| Problem to solve |
Extract every line that contains the string "Cumulative".

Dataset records
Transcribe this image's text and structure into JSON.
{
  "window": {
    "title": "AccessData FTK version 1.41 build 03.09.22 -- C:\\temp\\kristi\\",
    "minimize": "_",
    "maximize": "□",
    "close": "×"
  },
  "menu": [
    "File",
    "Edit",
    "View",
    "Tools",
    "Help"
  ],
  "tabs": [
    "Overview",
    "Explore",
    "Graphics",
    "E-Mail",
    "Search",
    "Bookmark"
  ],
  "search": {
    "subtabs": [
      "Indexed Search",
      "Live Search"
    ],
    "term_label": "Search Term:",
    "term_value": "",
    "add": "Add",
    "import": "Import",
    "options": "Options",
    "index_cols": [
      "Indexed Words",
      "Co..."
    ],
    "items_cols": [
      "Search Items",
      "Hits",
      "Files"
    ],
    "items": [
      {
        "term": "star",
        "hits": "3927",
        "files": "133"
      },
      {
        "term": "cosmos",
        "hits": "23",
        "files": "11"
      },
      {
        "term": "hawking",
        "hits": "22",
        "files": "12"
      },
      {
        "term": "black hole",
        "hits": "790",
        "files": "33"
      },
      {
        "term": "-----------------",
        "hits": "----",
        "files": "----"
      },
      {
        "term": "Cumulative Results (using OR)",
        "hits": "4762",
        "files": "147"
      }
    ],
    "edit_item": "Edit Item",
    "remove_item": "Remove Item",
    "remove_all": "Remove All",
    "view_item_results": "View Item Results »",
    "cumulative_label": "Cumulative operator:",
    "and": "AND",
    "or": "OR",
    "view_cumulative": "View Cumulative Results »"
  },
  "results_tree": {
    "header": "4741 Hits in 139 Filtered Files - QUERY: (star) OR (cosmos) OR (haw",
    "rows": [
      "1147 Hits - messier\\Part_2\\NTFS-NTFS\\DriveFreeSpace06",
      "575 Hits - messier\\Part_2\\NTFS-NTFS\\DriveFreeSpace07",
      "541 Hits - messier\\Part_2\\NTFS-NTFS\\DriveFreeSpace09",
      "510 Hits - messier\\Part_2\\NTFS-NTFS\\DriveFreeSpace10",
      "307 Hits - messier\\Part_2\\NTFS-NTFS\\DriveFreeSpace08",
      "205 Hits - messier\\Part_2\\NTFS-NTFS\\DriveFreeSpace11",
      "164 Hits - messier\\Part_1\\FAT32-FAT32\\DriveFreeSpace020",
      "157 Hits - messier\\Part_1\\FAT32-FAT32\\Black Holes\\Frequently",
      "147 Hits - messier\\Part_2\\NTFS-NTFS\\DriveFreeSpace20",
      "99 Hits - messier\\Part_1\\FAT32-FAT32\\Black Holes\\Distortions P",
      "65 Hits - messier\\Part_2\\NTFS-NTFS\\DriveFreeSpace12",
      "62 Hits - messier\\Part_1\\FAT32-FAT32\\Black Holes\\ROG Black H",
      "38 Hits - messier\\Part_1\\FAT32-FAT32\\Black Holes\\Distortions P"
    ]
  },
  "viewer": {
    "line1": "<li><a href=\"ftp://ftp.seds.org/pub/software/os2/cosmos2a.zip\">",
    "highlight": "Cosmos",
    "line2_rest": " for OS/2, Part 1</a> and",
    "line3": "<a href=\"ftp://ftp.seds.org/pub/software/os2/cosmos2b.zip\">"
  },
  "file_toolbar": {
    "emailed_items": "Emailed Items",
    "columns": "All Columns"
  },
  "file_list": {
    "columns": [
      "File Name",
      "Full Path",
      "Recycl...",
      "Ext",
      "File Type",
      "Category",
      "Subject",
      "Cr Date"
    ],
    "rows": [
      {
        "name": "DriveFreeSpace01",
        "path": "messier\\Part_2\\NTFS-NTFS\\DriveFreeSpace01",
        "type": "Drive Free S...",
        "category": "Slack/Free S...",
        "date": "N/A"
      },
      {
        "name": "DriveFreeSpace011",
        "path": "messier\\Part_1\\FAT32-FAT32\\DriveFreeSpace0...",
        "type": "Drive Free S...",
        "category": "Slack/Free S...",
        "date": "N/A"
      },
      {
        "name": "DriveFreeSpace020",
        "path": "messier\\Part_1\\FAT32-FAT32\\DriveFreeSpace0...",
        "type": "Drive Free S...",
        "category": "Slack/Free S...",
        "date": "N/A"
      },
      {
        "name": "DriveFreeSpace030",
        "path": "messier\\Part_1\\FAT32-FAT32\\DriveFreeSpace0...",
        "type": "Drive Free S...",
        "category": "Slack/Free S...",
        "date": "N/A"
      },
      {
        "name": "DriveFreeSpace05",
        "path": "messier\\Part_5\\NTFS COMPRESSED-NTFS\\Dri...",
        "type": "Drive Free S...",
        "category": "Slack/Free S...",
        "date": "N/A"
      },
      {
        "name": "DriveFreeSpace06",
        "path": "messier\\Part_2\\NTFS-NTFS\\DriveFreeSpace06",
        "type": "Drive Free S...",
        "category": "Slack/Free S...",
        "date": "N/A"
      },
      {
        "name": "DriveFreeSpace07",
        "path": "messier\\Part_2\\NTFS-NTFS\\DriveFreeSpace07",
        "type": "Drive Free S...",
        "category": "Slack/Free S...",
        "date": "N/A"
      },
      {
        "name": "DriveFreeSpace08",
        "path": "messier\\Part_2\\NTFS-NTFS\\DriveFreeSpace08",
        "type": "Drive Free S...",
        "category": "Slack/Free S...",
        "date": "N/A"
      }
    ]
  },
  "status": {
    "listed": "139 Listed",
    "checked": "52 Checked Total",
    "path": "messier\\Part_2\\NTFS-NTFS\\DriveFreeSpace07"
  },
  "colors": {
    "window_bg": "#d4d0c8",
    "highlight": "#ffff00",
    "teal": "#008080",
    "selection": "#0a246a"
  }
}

| Solved exercise |
        "term": "Cumulative Results (using OR)",
    "cumulative_label": "Cumulative operator:",
    "view_cumulative": "View Cumulative Results »"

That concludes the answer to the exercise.